▶ [SET PROBLEM]: Show every line where "text" occurs.
- - - -
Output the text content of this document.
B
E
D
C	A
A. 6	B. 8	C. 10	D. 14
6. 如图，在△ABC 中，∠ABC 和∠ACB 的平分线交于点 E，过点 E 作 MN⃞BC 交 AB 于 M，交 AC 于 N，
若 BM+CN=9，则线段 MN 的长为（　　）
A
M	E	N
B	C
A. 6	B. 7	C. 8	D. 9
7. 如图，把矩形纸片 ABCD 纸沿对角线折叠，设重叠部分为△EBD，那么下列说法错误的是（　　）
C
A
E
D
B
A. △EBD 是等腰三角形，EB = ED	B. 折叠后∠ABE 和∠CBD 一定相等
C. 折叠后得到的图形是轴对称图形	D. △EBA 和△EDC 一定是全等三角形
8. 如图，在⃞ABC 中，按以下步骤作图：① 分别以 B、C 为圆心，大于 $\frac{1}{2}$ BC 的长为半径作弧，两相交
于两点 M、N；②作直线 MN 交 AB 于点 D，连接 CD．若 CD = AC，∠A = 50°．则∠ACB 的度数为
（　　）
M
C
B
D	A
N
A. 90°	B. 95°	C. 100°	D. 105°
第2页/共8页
- - - -
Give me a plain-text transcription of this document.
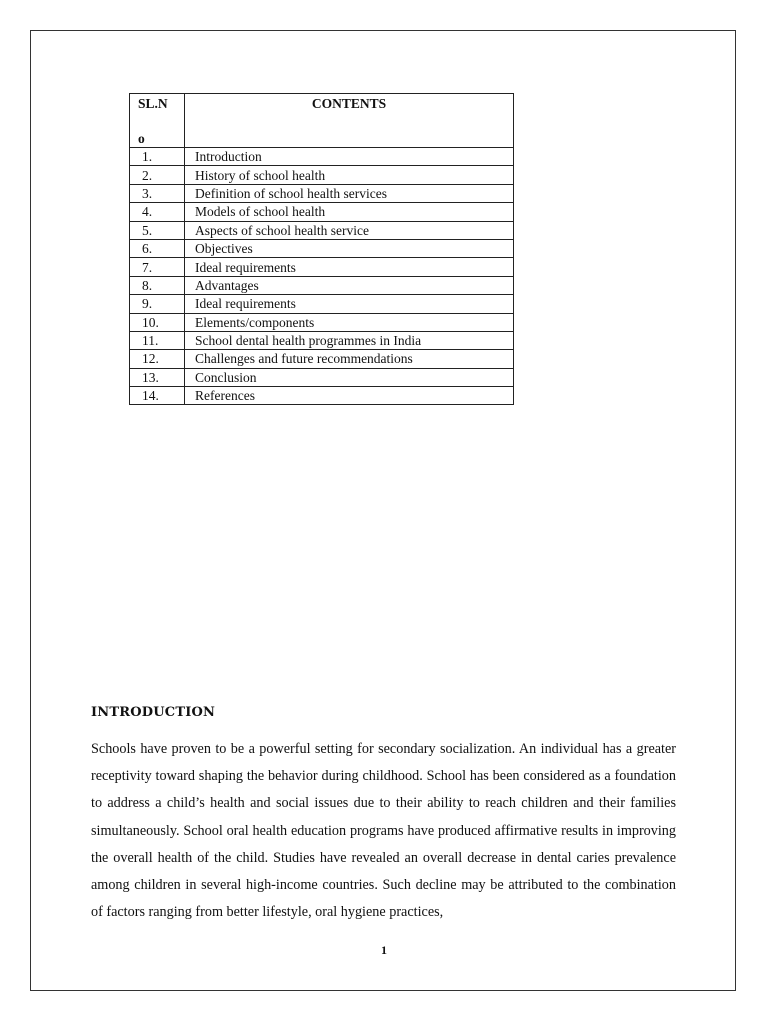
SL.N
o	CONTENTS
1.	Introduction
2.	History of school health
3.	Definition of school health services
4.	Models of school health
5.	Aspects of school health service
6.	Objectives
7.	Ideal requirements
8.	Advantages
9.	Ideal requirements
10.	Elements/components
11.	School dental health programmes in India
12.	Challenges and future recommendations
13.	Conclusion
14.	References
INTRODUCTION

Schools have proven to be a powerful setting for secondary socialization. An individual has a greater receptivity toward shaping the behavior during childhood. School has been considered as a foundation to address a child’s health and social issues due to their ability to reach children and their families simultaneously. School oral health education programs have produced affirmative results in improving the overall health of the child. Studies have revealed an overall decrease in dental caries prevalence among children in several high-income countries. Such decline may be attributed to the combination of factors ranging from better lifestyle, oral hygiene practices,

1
- - - -
▶ [SOLUTION BELOW]:
Output the text content of this document.
Give me a plain-text transcription of this document.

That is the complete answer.